**Your task**
Determine how many lines in the data below contain "type" and write only that number.
Start of Material for this task
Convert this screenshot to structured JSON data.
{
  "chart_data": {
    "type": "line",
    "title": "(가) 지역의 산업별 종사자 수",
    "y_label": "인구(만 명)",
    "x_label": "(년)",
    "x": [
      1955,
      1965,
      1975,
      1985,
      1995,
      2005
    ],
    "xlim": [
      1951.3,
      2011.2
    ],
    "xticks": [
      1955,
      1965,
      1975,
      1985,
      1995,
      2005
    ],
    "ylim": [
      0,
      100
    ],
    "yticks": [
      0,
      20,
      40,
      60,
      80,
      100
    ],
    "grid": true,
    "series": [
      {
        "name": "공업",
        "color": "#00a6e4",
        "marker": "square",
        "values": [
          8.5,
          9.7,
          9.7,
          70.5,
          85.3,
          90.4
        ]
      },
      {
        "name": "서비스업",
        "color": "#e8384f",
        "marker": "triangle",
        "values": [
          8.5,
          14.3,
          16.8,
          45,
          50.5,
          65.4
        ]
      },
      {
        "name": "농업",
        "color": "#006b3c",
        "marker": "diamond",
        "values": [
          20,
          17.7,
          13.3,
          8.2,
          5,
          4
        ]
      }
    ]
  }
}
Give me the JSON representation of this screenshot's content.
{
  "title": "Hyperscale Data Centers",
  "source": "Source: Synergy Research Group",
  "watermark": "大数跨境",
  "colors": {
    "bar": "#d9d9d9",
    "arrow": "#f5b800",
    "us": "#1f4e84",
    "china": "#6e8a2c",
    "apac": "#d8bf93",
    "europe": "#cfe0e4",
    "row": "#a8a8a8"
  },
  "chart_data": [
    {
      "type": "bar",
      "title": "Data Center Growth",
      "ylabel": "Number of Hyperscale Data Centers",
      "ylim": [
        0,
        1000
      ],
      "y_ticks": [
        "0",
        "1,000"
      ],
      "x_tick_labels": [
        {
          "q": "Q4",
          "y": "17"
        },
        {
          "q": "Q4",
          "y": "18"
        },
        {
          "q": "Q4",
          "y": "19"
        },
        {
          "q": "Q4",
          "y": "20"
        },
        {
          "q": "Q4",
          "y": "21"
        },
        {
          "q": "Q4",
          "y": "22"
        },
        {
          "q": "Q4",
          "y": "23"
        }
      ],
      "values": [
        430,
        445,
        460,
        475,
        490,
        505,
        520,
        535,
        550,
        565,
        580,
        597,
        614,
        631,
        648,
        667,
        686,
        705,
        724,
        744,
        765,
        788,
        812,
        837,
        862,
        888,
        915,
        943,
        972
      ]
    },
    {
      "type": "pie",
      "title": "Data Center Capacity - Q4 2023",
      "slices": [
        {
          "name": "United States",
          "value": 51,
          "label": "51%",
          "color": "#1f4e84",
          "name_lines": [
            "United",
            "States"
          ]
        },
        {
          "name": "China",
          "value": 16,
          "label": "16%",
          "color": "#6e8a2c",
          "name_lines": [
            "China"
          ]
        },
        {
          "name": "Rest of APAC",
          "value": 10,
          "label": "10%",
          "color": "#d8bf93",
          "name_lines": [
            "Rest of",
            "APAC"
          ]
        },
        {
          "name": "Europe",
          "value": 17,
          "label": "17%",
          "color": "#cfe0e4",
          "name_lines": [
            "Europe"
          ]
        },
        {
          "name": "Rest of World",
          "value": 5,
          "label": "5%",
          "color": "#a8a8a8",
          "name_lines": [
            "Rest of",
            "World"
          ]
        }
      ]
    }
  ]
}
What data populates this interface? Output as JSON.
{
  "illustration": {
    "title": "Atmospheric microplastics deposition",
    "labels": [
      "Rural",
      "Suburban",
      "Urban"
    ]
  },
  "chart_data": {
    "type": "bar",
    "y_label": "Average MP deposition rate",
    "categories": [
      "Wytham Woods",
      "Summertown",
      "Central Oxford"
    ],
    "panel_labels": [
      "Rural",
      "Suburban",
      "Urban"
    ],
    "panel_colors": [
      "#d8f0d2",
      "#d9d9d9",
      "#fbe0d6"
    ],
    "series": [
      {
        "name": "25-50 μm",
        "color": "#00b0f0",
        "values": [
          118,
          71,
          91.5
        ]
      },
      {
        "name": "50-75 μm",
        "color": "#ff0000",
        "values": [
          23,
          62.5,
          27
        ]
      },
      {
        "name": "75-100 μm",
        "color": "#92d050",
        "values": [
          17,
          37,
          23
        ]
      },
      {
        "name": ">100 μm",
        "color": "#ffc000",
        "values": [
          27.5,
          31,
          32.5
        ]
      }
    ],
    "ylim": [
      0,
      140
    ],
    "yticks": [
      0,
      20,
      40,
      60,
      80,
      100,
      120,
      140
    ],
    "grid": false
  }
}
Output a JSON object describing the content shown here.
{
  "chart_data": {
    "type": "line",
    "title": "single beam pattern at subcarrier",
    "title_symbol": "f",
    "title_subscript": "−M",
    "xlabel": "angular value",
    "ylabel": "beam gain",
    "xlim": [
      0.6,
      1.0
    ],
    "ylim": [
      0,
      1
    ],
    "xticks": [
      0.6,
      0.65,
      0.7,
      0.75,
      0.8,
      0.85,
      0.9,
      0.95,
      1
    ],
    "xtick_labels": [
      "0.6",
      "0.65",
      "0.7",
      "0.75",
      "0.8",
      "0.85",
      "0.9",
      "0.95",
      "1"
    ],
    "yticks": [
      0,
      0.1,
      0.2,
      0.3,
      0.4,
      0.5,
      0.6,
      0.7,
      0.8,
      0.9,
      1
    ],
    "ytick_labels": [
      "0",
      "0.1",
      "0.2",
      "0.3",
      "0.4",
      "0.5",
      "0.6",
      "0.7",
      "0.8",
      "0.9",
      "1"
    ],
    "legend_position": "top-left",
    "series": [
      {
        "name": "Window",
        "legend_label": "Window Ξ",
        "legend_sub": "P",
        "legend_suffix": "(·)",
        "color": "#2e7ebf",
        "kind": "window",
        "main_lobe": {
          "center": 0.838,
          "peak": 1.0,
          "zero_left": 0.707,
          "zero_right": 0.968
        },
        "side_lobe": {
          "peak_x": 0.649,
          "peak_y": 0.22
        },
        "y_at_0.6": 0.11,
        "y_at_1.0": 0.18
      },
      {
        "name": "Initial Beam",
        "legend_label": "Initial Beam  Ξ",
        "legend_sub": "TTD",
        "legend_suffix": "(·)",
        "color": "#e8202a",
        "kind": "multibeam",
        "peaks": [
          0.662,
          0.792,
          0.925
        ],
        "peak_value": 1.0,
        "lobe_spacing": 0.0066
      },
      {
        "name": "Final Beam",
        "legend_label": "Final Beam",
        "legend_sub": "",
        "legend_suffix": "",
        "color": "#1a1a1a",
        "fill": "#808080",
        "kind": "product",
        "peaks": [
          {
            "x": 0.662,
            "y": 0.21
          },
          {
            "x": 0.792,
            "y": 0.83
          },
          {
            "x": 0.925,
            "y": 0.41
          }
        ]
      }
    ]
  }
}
End of Material for this task
**Complete answer**
5